[start]
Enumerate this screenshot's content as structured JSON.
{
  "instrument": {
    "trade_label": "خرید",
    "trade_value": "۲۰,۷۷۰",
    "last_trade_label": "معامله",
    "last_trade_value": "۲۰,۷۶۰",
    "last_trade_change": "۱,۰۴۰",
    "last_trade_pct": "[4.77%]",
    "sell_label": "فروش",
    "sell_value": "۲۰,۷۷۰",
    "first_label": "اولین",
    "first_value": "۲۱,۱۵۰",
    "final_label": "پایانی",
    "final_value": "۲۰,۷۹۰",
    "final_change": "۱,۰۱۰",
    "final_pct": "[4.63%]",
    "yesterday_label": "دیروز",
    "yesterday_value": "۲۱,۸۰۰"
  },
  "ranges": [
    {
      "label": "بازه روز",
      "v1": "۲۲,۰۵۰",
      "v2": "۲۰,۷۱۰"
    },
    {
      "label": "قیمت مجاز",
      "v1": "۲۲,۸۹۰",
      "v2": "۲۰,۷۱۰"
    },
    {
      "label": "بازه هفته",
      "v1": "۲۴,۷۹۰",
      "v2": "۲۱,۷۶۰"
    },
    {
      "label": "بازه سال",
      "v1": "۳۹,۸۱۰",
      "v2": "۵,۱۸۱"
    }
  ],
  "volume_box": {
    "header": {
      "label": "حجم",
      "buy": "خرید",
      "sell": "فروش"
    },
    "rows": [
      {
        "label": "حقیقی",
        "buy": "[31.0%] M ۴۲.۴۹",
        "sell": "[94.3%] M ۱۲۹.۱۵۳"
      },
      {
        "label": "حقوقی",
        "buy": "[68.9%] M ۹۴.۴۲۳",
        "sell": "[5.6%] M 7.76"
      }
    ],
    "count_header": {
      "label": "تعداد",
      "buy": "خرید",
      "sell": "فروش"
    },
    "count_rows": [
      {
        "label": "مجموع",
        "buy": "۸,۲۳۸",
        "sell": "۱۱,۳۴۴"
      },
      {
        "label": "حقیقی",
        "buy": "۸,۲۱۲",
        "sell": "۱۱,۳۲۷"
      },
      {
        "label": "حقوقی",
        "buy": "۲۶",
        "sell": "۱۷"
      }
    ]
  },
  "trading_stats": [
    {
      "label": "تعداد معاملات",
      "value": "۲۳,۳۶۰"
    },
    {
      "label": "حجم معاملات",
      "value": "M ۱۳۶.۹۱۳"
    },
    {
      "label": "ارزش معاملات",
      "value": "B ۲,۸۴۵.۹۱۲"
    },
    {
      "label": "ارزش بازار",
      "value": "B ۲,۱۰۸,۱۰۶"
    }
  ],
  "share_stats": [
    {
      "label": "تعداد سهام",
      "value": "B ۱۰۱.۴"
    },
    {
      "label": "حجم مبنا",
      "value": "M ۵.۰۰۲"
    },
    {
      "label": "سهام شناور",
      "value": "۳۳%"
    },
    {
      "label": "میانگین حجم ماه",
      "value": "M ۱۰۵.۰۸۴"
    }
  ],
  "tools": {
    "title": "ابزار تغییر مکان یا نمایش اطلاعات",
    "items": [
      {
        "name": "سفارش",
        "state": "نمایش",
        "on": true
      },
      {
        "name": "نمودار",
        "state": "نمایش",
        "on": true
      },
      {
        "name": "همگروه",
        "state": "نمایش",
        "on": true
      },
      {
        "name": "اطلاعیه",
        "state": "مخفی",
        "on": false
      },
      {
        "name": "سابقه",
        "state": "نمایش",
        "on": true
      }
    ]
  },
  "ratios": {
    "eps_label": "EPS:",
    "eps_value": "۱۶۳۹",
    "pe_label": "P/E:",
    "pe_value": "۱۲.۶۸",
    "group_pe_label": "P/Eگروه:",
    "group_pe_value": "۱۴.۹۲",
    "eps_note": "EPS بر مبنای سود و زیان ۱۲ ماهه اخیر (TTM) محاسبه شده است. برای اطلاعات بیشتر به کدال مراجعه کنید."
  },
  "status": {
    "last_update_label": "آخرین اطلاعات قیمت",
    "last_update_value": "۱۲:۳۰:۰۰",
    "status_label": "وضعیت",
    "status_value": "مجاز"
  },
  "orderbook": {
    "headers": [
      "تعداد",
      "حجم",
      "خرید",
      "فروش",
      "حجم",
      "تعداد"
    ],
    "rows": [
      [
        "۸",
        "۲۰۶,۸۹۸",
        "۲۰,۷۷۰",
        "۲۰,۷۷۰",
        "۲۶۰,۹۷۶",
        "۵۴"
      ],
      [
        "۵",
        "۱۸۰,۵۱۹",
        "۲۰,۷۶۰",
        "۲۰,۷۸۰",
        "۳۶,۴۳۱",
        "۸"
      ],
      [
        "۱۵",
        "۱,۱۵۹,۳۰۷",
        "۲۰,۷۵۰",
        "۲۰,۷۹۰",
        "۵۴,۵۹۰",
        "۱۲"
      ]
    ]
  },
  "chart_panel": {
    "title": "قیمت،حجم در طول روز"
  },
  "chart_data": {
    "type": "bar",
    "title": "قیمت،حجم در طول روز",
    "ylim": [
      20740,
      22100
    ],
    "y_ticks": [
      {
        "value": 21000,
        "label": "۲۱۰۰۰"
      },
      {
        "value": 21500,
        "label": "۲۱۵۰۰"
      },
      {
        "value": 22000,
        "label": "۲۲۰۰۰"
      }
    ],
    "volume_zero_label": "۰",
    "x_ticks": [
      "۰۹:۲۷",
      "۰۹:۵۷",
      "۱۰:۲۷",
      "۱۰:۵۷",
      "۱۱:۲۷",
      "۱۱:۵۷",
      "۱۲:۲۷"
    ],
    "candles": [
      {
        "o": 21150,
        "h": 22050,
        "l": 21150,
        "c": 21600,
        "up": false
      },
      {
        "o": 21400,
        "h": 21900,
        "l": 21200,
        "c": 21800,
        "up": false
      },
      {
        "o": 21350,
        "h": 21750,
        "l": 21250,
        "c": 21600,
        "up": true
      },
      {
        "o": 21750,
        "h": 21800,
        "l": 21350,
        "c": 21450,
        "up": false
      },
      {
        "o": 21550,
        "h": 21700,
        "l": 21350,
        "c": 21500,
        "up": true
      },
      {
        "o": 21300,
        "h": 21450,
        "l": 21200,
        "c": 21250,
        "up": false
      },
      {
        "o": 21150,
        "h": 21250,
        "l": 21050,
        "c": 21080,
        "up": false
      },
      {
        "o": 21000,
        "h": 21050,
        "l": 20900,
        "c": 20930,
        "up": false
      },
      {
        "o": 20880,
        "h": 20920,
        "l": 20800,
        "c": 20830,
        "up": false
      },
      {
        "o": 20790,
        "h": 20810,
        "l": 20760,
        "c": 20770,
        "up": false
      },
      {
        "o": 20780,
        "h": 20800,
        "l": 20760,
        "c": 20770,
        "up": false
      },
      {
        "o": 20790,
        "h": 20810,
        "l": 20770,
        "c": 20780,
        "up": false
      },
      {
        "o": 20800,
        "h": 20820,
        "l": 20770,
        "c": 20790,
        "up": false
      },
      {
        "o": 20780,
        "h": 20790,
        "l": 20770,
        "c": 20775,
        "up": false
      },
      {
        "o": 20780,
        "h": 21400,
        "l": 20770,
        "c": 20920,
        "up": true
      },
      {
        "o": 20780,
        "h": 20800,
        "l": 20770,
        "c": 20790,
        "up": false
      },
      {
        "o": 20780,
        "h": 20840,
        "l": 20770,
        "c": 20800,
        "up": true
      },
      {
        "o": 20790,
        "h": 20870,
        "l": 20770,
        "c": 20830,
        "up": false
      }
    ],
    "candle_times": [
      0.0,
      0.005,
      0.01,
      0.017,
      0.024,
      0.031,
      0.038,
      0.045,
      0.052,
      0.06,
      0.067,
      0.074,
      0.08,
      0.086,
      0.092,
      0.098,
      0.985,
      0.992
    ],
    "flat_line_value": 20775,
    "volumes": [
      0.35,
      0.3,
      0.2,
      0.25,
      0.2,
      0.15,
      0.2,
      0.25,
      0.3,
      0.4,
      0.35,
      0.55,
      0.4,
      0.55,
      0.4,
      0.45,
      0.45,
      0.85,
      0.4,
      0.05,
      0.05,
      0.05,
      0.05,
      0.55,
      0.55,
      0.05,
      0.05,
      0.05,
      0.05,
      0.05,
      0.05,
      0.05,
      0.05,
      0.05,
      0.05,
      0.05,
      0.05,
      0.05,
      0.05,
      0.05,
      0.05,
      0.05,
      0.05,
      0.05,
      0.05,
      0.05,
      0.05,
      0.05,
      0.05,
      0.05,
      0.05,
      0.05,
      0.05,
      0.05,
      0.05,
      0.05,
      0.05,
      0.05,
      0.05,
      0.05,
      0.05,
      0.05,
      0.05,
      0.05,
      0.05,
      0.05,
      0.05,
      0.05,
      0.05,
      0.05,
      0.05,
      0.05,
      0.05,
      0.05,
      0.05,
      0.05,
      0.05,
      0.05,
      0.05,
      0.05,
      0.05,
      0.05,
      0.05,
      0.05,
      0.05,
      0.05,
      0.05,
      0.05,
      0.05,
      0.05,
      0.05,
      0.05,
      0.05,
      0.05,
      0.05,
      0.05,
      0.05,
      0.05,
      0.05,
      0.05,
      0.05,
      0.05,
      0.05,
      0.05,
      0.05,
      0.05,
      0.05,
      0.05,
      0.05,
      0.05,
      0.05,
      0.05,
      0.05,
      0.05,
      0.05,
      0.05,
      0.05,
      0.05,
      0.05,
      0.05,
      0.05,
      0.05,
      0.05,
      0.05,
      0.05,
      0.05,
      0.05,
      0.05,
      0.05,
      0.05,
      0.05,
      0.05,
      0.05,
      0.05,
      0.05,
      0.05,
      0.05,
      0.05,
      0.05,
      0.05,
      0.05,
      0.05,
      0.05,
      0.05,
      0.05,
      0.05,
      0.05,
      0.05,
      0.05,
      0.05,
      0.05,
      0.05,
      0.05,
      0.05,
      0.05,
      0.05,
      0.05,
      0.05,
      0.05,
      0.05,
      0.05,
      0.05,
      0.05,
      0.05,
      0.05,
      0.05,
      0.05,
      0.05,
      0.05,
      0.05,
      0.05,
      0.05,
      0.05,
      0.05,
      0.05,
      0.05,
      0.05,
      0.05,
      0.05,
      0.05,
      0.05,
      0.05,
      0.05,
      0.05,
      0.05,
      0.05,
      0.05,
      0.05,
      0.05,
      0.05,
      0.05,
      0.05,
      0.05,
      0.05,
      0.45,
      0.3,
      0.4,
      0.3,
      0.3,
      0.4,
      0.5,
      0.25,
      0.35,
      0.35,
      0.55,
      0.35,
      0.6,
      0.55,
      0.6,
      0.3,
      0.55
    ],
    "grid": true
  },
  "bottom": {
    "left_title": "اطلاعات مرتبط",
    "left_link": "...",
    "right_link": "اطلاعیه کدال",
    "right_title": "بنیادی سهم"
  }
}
[end]
> _WORK TO COMPLETE_
Point out every line holding the string "بازه" and copy it.

> _EXERCISE SOLUTION_
      "label": "بازه روز",
      "label": "بازه هفته",
      "label": "بازه سال",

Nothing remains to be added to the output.